# Start of Stored data

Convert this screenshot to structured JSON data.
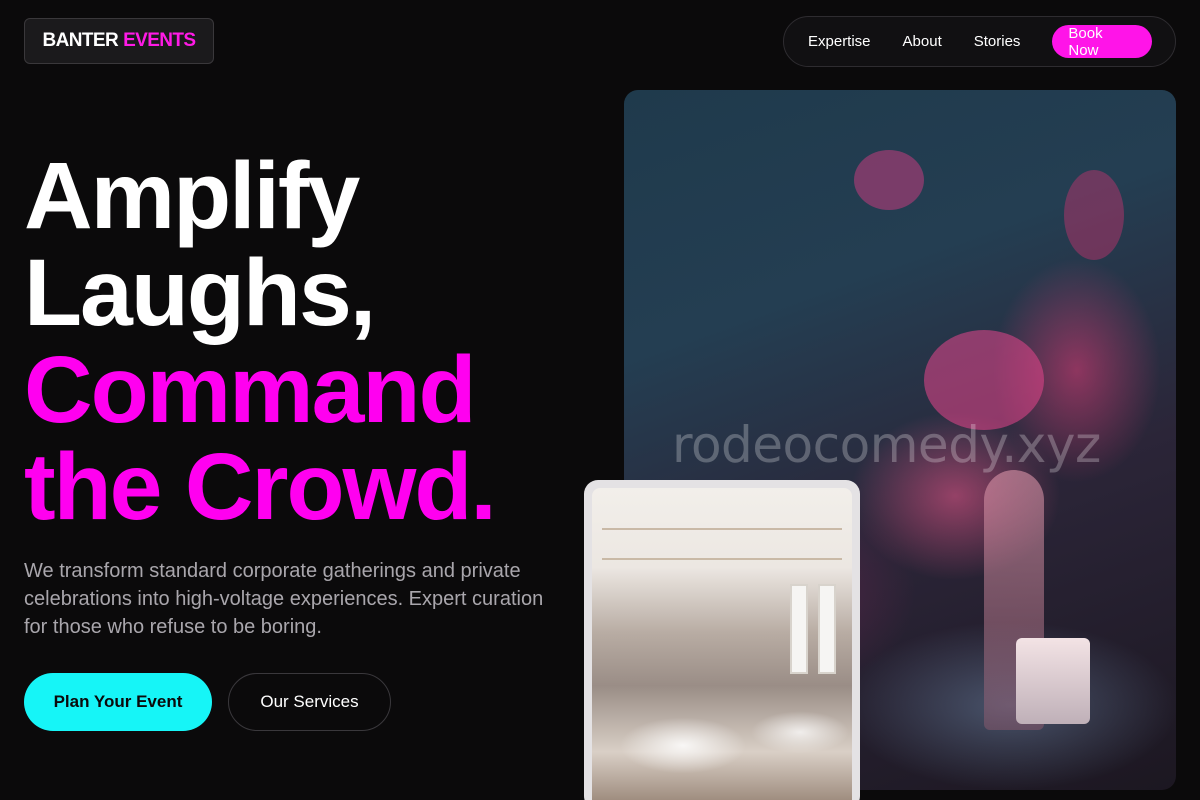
{
  "brand": {
    "word1": "BANTER",
    "word2": "EVENTS"
  },
  "nav": {
    "items": [
      {
        "label": "Expertise"
      },
      {
        "label": "About"
      },
      {
        "label": "Stories"
      }
    ],
    "cta": "Book Now"
  },
  "hero": {
    "headline_lines": [
      {
        "text": "Amplify",
        "style": "white"
      },
      {
        "text": "Laughs,",
        "style": "white"
      },
      {
        "text": "Command",
        "style": "pink"
      },
      {
        "text": "the Crowd.",
        "style": "pink"
      }
    ],
    "subtext": "We transform standard corporate gatherings and private celebrations into high-voltage experiences. Expert curation for those who refuse to be boring.",
    "primary_button": "Plan Your Event",
    "secondary_button": "Our Services",
    "watermark": "rodeocomedy.xyz"
  },
  "colors": {
    "background": "#0b0a0b",
    "accent_pink": "#ff00f0",
    "accent_cyan": "#16f5f7"
  }
}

# End of Stored data

Restate the data above word for word. Skip every picture.

Convert this screenshot to structured JSON data.
{
  "brand": {
    "word1": "BANTER",
    "word2": "EVENTS"
  },
  "nav": {
    "items": [
      {
        "label": "Expertise"
      },
      {
        "label": "About"
      },
      {
        "label": "Stories"
      }
    ],
    "cta": "Book Now"
  },
  "hero": {
    "headline_lines": [
      {
        "text": "Amplify",
        "style": "white"
      },
      {
        "text": "Laughs,",
        "style": "white"
      },
      {
        "text": "Command",
        "style": "pink"
      },
      {
        "text": "the Crowd.",
        "style": "pink"
      }
    ],
    "subtext": "We transform standard corporate gatherings and private celebrations into high-voltage experiences. Expert curation for those who refuse to be boring.",
    "primary_button": "Plan Your Event",
    "secondary_button": "Our Services",
    "watermark": "rodeocomedy.xyz"
  },
  "colors": {
    "background": "#0b0a0b",
    "accent_pink": "#ff00f0",
    "accent_cyan": "#16f5f7"
  }
}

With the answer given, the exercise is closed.